Record excerpts —
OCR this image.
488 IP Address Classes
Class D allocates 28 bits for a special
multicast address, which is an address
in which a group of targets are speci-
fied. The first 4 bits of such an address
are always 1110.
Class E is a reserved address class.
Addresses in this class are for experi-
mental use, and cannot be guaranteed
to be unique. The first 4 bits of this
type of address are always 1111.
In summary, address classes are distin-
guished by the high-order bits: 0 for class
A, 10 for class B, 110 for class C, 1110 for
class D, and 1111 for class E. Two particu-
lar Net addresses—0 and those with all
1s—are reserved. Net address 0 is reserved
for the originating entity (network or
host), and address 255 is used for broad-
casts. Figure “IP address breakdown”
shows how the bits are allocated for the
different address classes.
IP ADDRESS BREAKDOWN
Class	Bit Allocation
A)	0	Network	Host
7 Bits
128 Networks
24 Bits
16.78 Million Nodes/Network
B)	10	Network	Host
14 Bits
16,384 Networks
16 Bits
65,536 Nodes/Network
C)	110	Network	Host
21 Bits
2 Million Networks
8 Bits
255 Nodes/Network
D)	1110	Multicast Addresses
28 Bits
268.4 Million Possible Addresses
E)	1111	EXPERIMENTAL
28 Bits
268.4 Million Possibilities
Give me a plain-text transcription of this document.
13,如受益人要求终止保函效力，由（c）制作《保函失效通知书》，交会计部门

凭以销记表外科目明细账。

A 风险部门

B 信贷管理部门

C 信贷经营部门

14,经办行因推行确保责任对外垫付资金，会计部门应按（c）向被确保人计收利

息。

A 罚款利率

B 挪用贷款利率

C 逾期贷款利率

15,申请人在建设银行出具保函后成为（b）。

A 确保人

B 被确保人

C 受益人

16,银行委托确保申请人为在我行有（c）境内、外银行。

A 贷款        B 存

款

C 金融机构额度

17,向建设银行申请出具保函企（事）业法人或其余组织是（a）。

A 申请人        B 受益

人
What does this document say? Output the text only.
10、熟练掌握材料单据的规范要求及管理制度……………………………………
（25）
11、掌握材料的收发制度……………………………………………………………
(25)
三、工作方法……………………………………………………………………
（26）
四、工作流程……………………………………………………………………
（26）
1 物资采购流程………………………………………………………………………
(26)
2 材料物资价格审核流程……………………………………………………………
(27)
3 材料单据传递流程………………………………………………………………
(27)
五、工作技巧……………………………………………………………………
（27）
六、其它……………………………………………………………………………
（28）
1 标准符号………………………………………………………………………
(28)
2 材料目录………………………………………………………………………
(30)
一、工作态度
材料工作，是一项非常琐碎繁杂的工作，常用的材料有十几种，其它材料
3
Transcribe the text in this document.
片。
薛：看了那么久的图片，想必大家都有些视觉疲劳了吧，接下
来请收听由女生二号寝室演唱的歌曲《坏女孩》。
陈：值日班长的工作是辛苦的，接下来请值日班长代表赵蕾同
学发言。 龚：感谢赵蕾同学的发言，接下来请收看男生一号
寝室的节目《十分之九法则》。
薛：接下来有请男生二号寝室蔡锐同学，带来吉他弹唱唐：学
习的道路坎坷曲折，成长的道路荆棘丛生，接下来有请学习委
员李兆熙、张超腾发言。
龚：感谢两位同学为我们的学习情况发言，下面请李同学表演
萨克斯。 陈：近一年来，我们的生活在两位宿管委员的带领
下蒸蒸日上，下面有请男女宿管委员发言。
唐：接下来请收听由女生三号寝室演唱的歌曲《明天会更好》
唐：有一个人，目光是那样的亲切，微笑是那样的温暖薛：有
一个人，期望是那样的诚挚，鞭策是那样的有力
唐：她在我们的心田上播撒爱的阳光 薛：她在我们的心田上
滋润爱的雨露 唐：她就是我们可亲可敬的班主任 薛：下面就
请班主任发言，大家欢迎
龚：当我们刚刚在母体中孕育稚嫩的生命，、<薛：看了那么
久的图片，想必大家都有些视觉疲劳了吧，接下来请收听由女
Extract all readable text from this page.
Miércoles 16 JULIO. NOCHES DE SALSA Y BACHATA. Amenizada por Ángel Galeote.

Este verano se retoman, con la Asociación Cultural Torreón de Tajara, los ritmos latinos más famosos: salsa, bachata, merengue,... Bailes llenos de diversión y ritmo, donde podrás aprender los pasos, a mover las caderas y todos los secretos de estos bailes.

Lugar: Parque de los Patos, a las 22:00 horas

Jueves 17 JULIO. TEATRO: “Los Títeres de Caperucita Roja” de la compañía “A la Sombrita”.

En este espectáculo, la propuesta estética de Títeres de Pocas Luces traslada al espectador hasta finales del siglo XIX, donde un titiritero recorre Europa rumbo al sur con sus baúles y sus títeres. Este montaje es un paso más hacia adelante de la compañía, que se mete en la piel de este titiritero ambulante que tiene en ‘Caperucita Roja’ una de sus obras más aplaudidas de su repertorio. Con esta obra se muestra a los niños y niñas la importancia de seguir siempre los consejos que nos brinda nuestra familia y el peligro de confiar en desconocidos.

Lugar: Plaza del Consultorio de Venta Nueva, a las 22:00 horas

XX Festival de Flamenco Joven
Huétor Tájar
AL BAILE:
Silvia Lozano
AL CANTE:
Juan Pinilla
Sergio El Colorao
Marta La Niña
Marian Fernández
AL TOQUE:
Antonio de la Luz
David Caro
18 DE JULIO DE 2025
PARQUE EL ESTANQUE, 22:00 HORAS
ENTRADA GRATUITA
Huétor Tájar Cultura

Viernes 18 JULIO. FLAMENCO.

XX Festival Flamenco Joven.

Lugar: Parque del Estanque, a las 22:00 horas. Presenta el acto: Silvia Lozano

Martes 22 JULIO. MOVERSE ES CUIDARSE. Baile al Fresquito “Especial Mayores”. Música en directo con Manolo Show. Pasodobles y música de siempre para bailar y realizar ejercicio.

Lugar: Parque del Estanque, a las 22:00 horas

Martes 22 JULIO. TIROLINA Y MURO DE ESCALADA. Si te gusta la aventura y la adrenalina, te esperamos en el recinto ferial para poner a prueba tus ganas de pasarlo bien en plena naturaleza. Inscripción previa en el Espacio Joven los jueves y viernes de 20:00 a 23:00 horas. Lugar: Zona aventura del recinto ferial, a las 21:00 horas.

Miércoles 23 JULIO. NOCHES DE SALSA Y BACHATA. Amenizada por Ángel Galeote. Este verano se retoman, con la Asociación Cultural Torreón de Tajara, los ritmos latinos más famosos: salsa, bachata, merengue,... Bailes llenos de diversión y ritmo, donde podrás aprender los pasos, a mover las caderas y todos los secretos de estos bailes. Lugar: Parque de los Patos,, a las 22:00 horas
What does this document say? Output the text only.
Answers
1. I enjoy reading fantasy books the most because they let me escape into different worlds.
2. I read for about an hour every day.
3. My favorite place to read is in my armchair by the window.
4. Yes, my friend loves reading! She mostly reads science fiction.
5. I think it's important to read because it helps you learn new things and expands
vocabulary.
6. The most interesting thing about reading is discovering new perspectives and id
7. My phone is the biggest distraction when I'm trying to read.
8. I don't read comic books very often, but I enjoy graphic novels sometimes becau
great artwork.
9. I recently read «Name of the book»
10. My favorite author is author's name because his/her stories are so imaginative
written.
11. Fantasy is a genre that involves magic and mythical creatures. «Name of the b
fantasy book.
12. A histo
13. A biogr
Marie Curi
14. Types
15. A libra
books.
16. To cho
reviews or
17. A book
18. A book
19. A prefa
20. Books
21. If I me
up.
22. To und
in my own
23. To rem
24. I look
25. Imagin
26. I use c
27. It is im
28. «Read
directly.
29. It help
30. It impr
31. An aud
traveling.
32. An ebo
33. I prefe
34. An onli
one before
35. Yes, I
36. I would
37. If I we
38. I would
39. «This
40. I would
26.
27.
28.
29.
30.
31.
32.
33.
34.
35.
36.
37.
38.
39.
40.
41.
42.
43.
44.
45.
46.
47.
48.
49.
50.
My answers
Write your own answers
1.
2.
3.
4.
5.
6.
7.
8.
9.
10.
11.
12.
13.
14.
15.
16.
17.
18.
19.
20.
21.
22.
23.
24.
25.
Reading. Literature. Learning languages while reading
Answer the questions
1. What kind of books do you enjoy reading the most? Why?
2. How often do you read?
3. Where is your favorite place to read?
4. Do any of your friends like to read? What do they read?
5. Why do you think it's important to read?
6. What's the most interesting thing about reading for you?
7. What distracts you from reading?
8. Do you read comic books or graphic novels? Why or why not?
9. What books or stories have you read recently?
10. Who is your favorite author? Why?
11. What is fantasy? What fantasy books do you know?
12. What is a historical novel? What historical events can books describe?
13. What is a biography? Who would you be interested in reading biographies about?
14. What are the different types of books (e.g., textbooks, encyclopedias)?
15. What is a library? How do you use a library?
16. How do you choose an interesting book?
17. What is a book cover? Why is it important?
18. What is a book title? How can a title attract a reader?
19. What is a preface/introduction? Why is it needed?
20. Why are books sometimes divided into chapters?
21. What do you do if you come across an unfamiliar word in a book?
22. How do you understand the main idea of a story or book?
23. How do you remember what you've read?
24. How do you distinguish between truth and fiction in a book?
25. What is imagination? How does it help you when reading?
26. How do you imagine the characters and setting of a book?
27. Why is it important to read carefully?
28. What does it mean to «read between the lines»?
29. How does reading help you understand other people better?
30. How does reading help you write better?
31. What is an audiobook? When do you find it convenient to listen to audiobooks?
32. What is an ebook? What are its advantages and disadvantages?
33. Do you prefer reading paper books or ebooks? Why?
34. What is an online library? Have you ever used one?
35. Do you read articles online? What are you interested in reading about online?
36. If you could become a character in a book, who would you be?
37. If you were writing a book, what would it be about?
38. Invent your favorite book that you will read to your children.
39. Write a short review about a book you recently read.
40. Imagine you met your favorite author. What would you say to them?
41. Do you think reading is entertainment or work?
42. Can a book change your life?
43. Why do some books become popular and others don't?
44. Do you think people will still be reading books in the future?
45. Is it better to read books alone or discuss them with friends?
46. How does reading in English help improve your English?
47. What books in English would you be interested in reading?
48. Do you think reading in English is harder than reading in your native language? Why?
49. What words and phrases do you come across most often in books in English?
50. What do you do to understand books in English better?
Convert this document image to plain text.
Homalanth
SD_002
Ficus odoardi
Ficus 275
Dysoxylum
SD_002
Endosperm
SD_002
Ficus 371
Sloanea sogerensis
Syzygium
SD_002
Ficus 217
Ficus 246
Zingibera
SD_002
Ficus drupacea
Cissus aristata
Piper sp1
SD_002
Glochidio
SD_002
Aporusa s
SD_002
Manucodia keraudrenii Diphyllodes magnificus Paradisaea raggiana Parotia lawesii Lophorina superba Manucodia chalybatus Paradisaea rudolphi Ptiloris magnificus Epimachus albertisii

Set task — The lines to collect are those holding the string "will"; copy them all.

Result —
38. Invent your favorite book that you will read to your children.
44. Do you think people will still be reading books in the future?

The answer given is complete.